-- START Recorded information --

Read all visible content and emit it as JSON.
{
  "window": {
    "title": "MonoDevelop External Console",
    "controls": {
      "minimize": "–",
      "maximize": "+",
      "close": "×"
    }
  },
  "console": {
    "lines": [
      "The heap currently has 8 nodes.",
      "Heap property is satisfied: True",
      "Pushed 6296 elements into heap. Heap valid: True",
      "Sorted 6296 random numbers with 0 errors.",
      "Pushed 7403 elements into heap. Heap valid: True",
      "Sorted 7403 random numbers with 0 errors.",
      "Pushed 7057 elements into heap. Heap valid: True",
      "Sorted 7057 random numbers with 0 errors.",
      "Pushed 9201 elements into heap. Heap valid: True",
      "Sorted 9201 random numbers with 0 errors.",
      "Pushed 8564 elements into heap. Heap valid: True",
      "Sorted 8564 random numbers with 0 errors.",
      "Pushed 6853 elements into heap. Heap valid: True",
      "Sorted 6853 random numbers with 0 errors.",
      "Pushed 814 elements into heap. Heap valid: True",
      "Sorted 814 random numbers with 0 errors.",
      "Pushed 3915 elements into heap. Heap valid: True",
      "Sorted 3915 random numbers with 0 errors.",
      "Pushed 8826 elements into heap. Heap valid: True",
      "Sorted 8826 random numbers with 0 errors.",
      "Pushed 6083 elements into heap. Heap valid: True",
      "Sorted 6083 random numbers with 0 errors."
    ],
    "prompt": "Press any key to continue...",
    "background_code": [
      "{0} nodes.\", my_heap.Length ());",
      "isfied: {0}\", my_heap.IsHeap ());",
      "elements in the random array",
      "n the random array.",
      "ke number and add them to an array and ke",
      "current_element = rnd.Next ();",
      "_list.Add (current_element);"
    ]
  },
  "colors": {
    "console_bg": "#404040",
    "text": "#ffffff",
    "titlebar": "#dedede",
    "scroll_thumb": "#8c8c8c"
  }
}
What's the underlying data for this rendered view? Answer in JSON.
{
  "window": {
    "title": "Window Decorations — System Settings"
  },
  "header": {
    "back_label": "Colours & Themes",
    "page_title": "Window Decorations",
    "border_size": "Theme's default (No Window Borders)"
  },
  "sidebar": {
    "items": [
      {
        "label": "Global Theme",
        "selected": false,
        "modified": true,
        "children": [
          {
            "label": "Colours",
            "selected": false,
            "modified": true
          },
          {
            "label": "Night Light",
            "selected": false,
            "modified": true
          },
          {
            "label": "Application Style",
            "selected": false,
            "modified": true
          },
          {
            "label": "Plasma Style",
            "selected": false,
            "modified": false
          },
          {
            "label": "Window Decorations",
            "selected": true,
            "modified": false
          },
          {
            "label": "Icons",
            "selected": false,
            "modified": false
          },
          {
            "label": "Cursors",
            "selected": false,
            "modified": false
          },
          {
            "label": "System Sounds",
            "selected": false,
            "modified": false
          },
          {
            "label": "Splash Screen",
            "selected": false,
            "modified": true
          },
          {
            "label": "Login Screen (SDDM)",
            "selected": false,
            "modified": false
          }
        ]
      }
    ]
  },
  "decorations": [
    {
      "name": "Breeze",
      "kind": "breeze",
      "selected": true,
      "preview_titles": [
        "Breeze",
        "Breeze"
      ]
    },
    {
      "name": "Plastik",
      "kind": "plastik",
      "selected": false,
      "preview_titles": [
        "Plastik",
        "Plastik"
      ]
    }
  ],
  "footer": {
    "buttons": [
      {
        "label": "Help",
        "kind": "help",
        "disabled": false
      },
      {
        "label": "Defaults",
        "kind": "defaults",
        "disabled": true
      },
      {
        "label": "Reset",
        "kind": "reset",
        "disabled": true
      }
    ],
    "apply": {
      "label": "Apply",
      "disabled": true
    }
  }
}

-- END Recorded information --

Given problem
From the data above, count the lines where "JSON" occurs and give that figure and nothing else.

Completed task
2